- _Set task_:
Transcribe the records below exactly.

- _Data excerpts_:
- - -
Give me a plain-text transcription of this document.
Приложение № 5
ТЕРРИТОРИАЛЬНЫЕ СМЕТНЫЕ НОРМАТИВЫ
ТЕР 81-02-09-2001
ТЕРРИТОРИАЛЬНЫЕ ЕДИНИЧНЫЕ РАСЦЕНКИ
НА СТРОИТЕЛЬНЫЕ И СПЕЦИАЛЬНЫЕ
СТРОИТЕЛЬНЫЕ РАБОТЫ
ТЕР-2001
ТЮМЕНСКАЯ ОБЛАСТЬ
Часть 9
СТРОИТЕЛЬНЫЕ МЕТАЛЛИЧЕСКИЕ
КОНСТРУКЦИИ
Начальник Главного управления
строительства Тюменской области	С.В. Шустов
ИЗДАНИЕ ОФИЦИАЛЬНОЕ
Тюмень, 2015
- - -
- _Reply_:
Give me a plain-text transcription of this document.
Приложение № 5
ТЕРРИТОРИАЛЬНЫЕ СМЕТНЫЕ НОРМАТИВЫ
ТЕР 81-02-09-2001
ТЕРРИТОРИАЛЬНЫЕ ЕДИНИЧНЫЕ РАСЦЕНКИ
НА СТРОИТЕЛЬНЫЕ И СПЕЦИАЛЬНЫЕ
СТРОИТЕЛЬНЫЕ РАБОТЫ
ТЕР-2001
ТЮМЕНСКАЯ ОБЛАСТЬ
Часть 9
СТРОИТЕЛЬНЫЕ МЕТАЛЛИЧЕСКИЕ
КОНСТРУКЦИИ
Начальник Главного управления
строительства Тюменской области	С.В. Шустов
ИЗДАНИЕ ОФИЦИАЛЬНОЕ
Тюмень, 2015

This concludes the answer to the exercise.